Could you output each line of the data that follows exactly?

>> start Records to use

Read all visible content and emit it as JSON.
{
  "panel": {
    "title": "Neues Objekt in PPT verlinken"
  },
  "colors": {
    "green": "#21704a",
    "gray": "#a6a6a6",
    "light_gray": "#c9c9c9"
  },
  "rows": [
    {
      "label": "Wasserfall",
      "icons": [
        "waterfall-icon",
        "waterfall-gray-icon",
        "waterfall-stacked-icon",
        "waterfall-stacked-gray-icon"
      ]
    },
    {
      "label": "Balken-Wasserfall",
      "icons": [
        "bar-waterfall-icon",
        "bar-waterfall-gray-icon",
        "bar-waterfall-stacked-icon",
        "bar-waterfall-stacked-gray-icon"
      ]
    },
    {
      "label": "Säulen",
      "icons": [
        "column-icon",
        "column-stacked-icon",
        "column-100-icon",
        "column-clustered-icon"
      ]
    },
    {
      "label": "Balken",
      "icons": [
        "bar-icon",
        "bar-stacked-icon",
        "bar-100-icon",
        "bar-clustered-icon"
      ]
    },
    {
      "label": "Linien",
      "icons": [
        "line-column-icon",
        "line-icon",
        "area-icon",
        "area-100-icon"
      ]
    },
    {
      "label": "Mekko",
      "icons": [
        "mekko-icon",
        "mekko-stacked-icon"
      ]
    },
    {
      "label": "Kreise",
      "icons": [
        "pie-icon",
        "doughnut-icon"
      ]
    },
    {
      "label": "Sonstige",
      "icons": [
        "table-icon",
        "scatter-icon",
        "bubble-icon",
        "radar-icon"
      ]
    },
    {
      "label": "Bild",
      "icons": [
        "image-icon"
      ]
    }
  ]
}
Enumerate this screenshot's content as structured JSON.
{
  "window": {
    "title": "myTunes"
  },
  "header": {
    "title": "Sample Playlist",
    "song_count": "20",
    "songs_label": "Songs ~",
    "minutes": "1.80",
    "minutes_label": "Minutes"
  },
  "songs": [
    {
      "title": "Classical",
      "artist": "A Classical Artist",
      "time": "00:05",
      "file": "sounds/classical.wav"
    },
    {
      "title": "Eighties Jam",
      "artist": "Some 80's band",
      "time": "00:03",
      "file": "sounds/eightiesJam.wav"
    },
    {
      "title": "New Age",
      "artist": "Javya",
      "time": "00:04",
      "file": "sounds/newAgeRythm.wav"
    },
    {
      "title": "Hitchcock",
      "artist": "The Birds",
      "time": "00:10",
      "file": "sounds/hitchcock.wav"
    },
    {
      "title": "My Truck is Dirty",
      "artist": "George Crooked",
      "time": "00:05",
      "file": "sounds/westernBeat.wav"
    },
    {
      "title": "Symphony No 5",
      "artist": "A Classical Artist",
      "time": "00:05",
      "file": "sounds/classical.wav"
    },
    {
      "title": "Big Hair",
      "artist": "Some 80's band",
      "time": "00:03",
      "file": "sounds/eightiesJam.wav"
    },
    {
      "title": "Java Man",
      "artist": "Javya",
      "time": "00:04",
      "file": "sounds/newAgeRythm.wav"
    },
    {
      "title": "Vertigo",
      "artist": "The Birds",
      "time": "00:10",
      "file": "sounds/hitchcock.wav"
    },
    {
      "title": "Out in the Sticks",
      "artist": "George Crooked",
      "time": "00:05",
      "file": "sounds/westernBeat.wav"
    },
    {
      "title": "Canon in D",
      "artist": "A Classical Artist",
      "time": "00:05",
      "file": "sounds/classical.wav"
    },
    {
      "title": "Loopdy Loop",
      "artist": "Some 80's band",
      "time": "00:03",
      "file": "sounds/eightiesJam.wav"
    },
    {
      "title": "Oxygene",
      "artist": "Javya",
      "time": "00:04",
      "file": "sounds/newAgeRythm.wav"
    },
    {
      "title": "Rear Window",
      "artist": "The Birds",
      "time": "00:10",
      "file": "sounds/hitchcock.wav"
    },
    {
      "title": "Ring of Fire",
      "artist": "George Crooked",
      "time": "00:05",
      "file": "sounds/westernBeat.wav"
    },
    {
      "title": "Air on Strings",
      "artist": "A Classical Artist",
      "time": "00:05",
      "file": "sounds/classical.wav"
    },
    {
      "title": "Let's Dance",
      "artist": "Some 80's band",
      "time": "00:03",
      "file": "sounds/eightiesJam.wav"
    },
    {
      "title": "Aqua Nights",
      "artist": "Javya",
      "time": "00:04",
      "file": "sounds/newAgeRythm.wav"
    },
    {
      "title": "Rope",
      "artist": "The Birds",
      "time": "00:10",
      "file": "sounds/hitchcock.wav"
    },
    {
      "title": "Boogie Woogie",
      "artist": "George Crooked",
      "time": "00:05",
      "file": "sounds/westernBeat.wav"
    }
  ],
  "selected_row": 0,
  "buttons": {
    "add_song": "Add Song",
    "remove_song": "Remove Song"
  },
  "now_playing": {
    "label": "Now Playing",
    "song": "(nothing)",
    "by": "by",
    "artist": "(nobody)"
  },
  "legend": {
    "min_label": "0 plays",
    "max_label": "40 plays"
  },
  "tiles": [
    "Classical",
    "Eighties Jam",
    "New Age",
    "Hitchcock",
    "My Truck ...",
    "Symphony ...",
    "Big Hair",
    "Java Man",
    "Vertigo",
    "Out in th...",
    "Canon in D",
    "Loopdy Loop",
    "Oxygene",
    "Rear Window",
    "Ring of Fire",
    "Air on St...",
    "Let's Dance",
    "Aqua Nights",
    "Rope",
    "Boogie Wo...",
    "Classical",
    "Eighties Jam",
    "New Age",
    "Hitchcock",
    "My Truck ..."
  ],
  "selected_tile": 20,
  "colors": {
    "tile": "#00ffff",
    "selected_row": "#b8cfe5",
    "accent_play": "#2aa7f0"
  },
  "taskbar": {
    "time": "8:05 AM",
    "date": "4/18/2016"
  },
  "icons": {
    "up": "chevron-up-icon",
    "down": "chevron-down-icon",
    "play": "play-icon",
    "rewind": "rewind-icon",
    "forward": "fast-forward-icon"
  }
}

>> end Records to use

--- Problem solution ---
Read all visible content and emit it as JSON.
{
  "panel": {
    "title": "Neues Objekt in PPT verlinken"
  },
  "colors": {
    "green": "#21704a",
    "gray": "#a6a6a6",
    "light_gray": "#c9c9c9"
  },
  "rows": [
    {
      "label": "Wasserfall",
      "icons": [
        "waterfall-icon",
        "waterfall-gray-icon",
        "waterfall-stacked-icon",
        "waterfall-stacked-gray-icon"
      ]
    },
    {
      "label": "Balken-Wasserfall",
      "icons": [
        "bar-waterfall-icon",
        "bar-waterfall-gray-icon",
        "bar-waterfall-stacked-icon",
        "bar-waterfall-stacked-gray-icon"
      ]
    },
    {
      "label": "Säulen",
      "icons": [
        "column-icon",
        "column-stacked-icon",
        "column-100-icon",
        "column-clustered-icon"
      ]
    },
    {
      "label": "Balken",
      "icons": [
        "bar-icon",
        "bar-stacked-icon",
        "bar-100-icon",
        "bar-clustered-icon"
      ]
    },
    {
      "label": "Linien",
      "icons": [
        "line-column-icon",
        "line-icon",
        "area-icon",
        "area-100-icon"
      ]
    },
    {
      "label": "Mekko",
      "icons": [
        "mekko-icon",
        "mekko-stacked-icon"
      ]
    },
    {
      "label": "Kreise",
      "icons": [
        "pie-icon",
        "doughnut-icon"
      ]
    },
    {
      "label": "Sonstige",
      "icons": [
        "table-icon",
        "scatter-icon",
        "bubble-icon",
        "radar-icon"
      ]
    },
    {
      "label": "Bild",
      "icons": [
        "image-icon"
      ]
    }
  ]
}
Enumerate this screenshot's content as structured JSON.
{
  "window": {
    "title": "myTunes"
  },
  "header": {
    "title": "Sample Playlist",
    "song_count": "20",
    "songs_label": "Songs ~",
    "minutes": "1.80",
    "minutes_label": "Minutes"
  },
  "songs": [
    {
      "title": "Classical",
      "artist": "A Classical Artist",
      "time": "00:05",
      "file": "sounds/classical.wav"
    },
    {
      "title": "Eighties Jam",
      "artist": "Some 80's band",
      "time": "00:03",
      "file": "sounds/eightiesJam.wav"
    },
    {
      "title": "New Age",
      "artist": "Javya",
      "time": "00:04",
      "file": "sounds/newAgeRythm.wav"
    },
    {
      "title": "Hitchcock",
      "artist": "The Birds",
      "time": "00:10",
      "file": "sounds/hitchcock.wav"
    },
    {
      "title": "My Truck is Dirty",
      "artist": "George Crooked",
      "time": "00:05",
      "file": "sounds/westernBeat.wav"
    },
    {
      "title": "Symphony No 5",
      "artist": "A Classical Artist",
      "time": "00:05",
      "file": "sounds/classical.wav"
    },
    {
      "title": "Big Hair",
      "artist": "Some 80's band",
      "time": "00:03",
      "file": "sounds/eightiesJam.wav"
    },
    {
      "title": "Java Man",
      "artist": "Javya",
      "time": "00:04",
      "file": "sounds/newAgeRythm.wav"
    },
    {
      "title": "Vertigo",
      "artist": "The Birds",
      "time": "00:10",
      "file": "sounds/hitchcock.wav"
    },
    {
      "title": "Out in the Sticks",
      "artist": "George Crooked",
      "time": "00:05",
      "file": "sounds/westernBeat.wav"
    },
    {
      "title": "Canon in D",
      "artist": "A Classical Artist",
      "time": "00:05",
      "file": "sounds/classical.wav"
    },
    {
      "title": "Loopdy Loop",
      "artist": "Some 80's band",
      "time": "00:03",
      "file": "sounds/eightiesJam.wav"
    },
    {
      "title": "Oxygene",
      "artist": "Javya",
      "time": "00:04",
      "file": "sounds/newAgeRythm.wav"
    },
    {
      "title": "Rear Window",
      "artist": "The Birds",
      "time": "00:10",
      "file": "sounds/hitchcock.wav"
    },
    {
      "title": "Ring of Fire",
      "artist": "George Crooked",
      "time": "00:05",
      "file": "sounds/westernBeat.wav"
    },
    {
      "title": "Air on Strings",
      "artist": "A Classical Artist",
      "time": "00:05",
      "file": "sounds/classical.wav"
    },
    {
      "title": "Let's Dance",
      "artist": "Some 80's band",
      "time": "00:03",
      "file": "sounds/eightiesJam.wav"
    },
    {
      "title": "Aqua Nights",
      "artist": "Javya",
      "time": "00:04",
      "file": "sounds/newAgeRythm.wav"
    },
    {
      "title": "Rope",
      "artist": "The Birds",
      "time": "00:10",
      "file": "sounds/hitchcock.wav"
    },
    {
      "title": "Boogie Woogie",
      "artist": "George Crooked",
      "time": "00:05",
      "file": "sounds/westernBeat.wav"
    }
  ],
  "selected_row": 0,
  "buttons": {
    "add_song": "Add Song",
    "remove_song": "Remove Song"
  },
  "now_playing": {
    "label": "Now Playing",
    "song": "(nothing)",
    "by": "by",
    "artist": "(nobody)"
  },
  "legend": {
    "min_label": "0 plays",
    "max_label": "40 plays"
  },
  "tiles": [
    "Classical",
    "Eighties Jam",
    "New Age",
    "Hitchcock",
    "My Truck ...",
    "Symphony ...",
    "Big Hair",
    "Java Man",
    "Vertigo",
    "Out in th...",
    "Canon in D",
    "Loopdy Loop",
    "Oxygene",
    "Rear Window",
    "Ring of Fire",
    "Air on St...",
    "Let's Dance",
    "Aqua Nights",
    "Rope",
    "Boogie Wo...",
    "Classical",
    "Eighties Jam",
    "New Age",
    "Hitchcock",
    "My Truck ..."
  ],
  "selected_tile": 20,
  "colors": {
    "tile": "#00ffff",
    "selected_row": "#b8cfe5",
    "accent_play": "#2aa7f0"
  },
  "taskbar": {
    "time": "8:05 AM",
    "date": "4/18/2016"
  },
  "icons": {
    "up": "chevron-up-icon",
    "down": "chevron-down-icon",
    "play": "play-icon",
    "rewind": "rewind-icon",
    "forward": "fast-forward-icon"
  }
}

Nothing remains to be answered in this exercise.